Data entries:
________________________

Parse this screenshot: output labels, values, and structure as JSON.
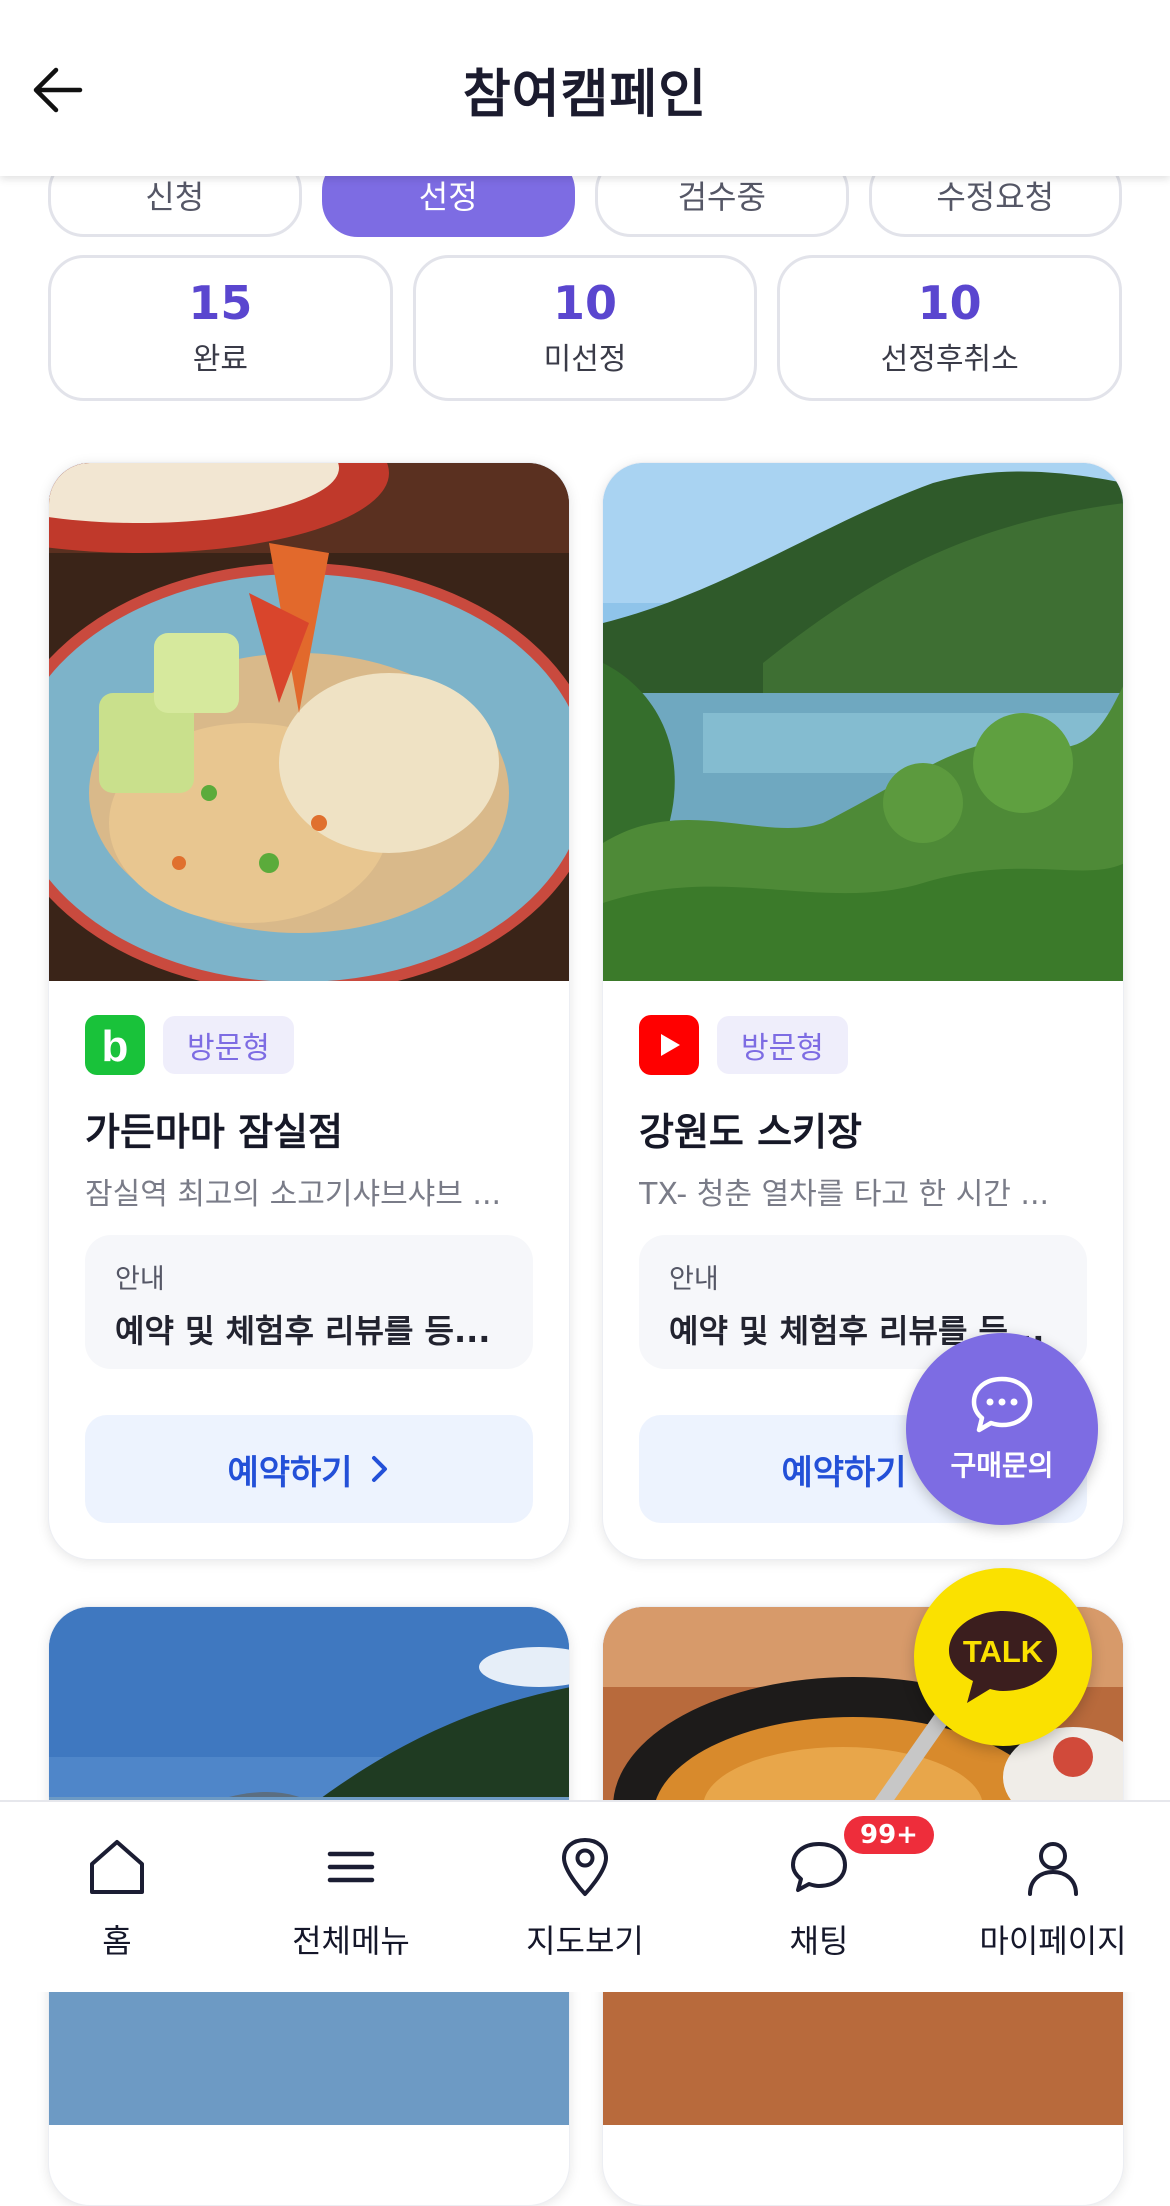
{
  "header": {
    "title": "참여캠페인",
    "back_icon": "back-arrow-icon"
  },
  "tabs": [
    {
      "label": "신청",
      "active": false
    },
    {
      "label": "선정",
      "active": true
    },
    {
      "label": "검수중",
      "active": false
    },
    {
      "label": "수정요청",
      "active": false
    }
  ],
  "stats": [
    {
      "value": "15",
      "label": "완료"
    },
    {
      "value": "10",
      "label": "미선정"
    },
    {
      "value": "10",
      "label": "선정후취소"
    }
  ],
  "cards": [
    {
      "platform_icon": "blog-icon",
      "type": "방문형",
      "title": "가든마마 잠실점",
      "desc": "잠실역 최고의 소고기샤브샤브 ...",
      "info_label": "안내",
      "info_text": "예약 및 체험후 리뷰를 등...",
      "button": "예약하기"
    },
    {
      "platform_icon": "youtube-icon",
      "type": "방문형",
      "title": "강원도 스키장",
      "desc": "TX- 청춘 열차를 타고 한 시간 ...",
      "info_label": "안내",
      "info_text": "예약 및 체험후 리뷰를 등...",
      "button": "예약하기"
    }
  ],
  "fab": {
    "inquiry_label": "구매문의",
    "talk_label": "TALK"
  },
  "nav": [
    {
      "label": "홈",
      "icon": "home-icon"
    },
    {
      "label": "전체메뉴",
      "icon": "menu-icon"
    },
    {
      "label": "지도보기",
      "icon": "map-pin-icon"
    },
    {
      "label": "채팅",
      "icon": "chat-icon",
      "badge": "99+"
    },
    {
      "label": "마이페이지",
      "icon": "user-icon"
    }
  ],
  "colors": {
    "accent": "#7d6ce3",
    "stat_number": "#5a46cf",
    "button_text": "#2350d8",
    "kakao": "#fae100",
    "badge": "#ee2d3b"
  }
}
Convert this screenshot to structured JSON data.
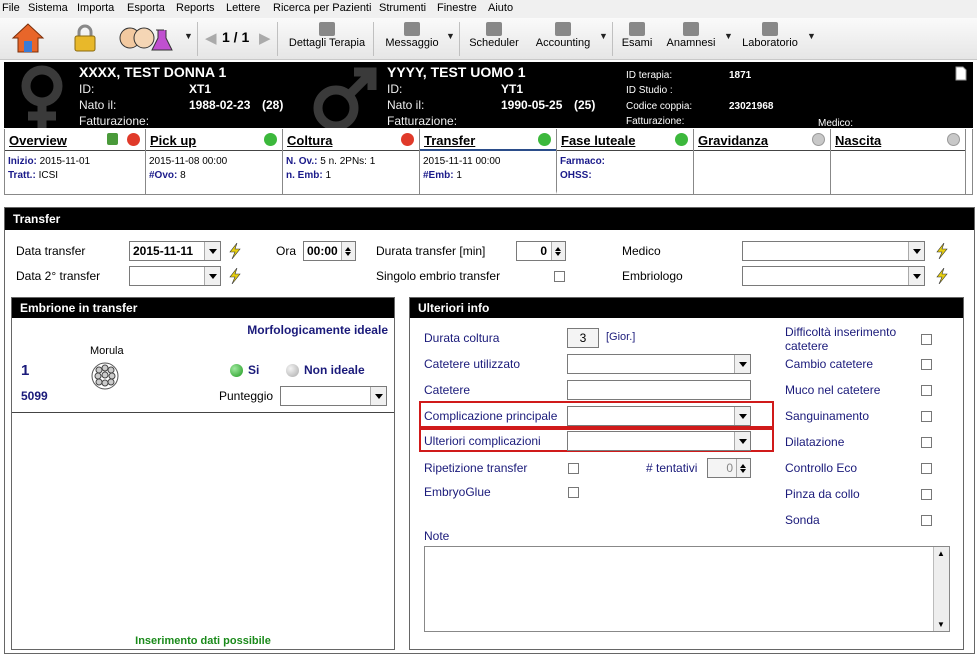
{
  "menu": [
    "File",
    "Sistema",
    "Importa",
    "Esporta",
    "Reports",
    "Lettere",
    "Ricerca per Pazienti",
    "Strumenti",
    "Finestre",
    "Aiuto"
  ],
  "toolbar": {
    "pager": "1 / 1",
    "dettagli": "Dettagli Terapia",
    "messaggio": "Messaggio",
    "scheduler": "Scheduler",
    "accounting": "Accounting",
    "esami": "Esami",
    "anamnesi": "Anamnesi",
    "laboratorio": "Laboratorio"
  },
  "female": {
    "name": "XXXX, TEST DONNA 1",
    "id_label": "ID:",
    "id": "XT1",
    "nato_label": "Nato il:",
    "nato": "1988-02-23",
    "age": "(28)",
    "fatt_label": "Fatturazione:"
  },
  "male": {
    "name": "YYYY, TEST UOMO 1",
    "id_label": "ID:",
    "id": "YT1",
    "nato_label": "Nato il:",
    "nato": "1990-05-25",
    "age": "(25)",
    "fatt_label": "Fatturazione:"
  },
  "therapy": {
    "id_terapia_label": "ID terapia:",
    "id_terapia": "1871",
    "id_studio_label": "ID Studio :",
    "codice_label": "Codice coppia:",
    "codice": "23021968",
    "fatt_label": "Fatturazione:",
    "medico_label": "Medico:"
  },
  "phases": [
    {
      "title": "Overview",
      "status": "error",
      "l1k": "Inizio:",
      "l1v": "2015-11-01",
      "l2k": "Tratt.:",
      "l2v": "ICSI"
    },
    {
      "title": "Pick up",
      "status": "ok",
      "l1k": "",
      "l1v": "2015-11-08 00:00",
      "l2k": "#Ovo:",
      "l2v": "8"
    },
    {
      "title": "Coltura",
      "status": "error",
      "l1k": "N. Ov.:",
      "l1v": "5 n. 2PNs: 1",
      "l2k": "n. Emb:",
      "l2v": "1"
    },
    {
      "title": "Transfer",
      "status": "ok",
      "l1k": "",
      "l1v": "2015-11-11 00:00",
      "l2k": "#Emb:",
      "l2v": "1"
    },
    {
      "title": "Fase luteale",
      "status": "ok",
      "l1k": "Farmaco:",
      "l1v": "",
      "l2k": "OHSS:",
      "l2v": ""
    },
    {
      "title": "Gravidanza",
      "status": "gray",
      "l1k": "",
      "l1v": "",
      "l2k": "",
      "l2v": ""
    },
    {
      "title": "Nascita",
      "status": "gray",
      "l1k": "",
      "l1v": "",
      "l2k": "",
      "l2v": ""
    }
  ],
  "transfer": {
    "title": "Transfer",
    "data_transfer_label": "Data transfer",
    "data_transfer": "2015-11-11",
    "ora_label": "Ora",
    "ora": "00:00",
    "durata_label": "Durata transfer [min]",
    "durata": "0",
    "medico_label": "Medico",
    "data2_label": "Data 2° transfer",
    "singolo_label": "Singolo embrio transfer",
    "embriologo_label": "Embriologo"
  },
  "embrione": {
    "title": "Embrione in transfer",
    "morfo": "Morfologicamente ideale",
    "num": "1",
    "code": "5099",
    "stage": "Morula",
    "si": "Si",
    "non_ideale": "Non ideale",
    "punteggio": "Punteggio",
    "footer": "Inserimento dati possibile"
  },
  "ulteriori": {
    "title": "Ulteriori info",
    "durata_coltura_label": "Durata coltura",
    "durata_coltura": "3",
    "giorni": "[Gior.]",
    "catetere_util": "Catetere utilizzato",
    "catetere": "Catetere",
    "compl_princ": "Complicazione principale",
    "ult_compl": "Ulteriori complicazioni",
    "ripetizione": "Ripetizione transfer",
    "tentativi": "# tentativi",
    "tentativi_val": "0",
    "embryoglue": "EmbryoGlue",
    "note": "Note",
    "right": [
      "Difficoltà inserimento catetere",
      "Cambio catetere",
      "Muco nel catetere",
      "Sanguinamento",
      "Dilatazione",
      "Controllo Eco",
      "Pinza da collo",
      "Sonda"
    ]
  }
}
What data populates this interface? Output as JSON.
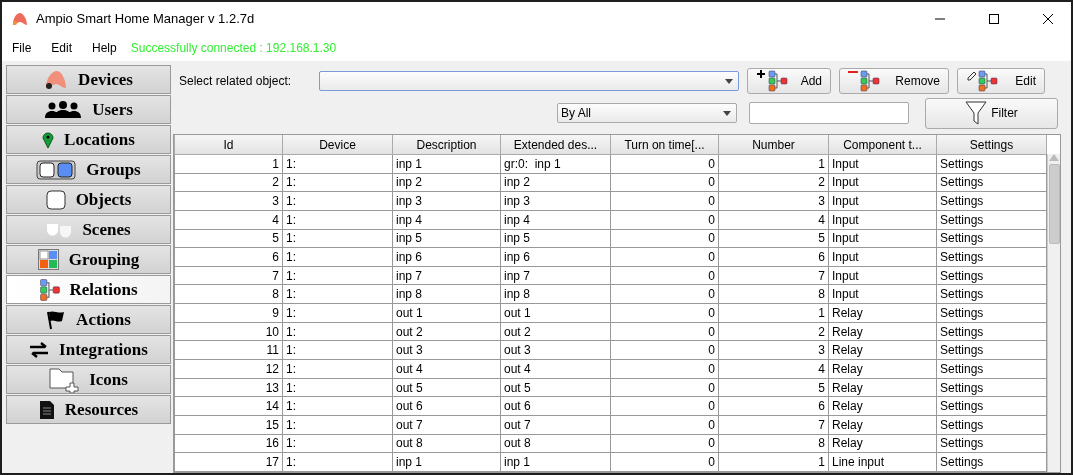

________________________

Exercise goal. Collect every line above that contains the word "icon".

The answer.
    "back_icon": "back-arrow-icon"
      "platform_icon": "blog-icon",
      "platform_icon": "youtube-icon",
      "icon": "home-icon"
      "icon": "menu-icon"
      "icon": "map-pin-icon"
      "icon": "chat-icon",
      "icon": "user-icon"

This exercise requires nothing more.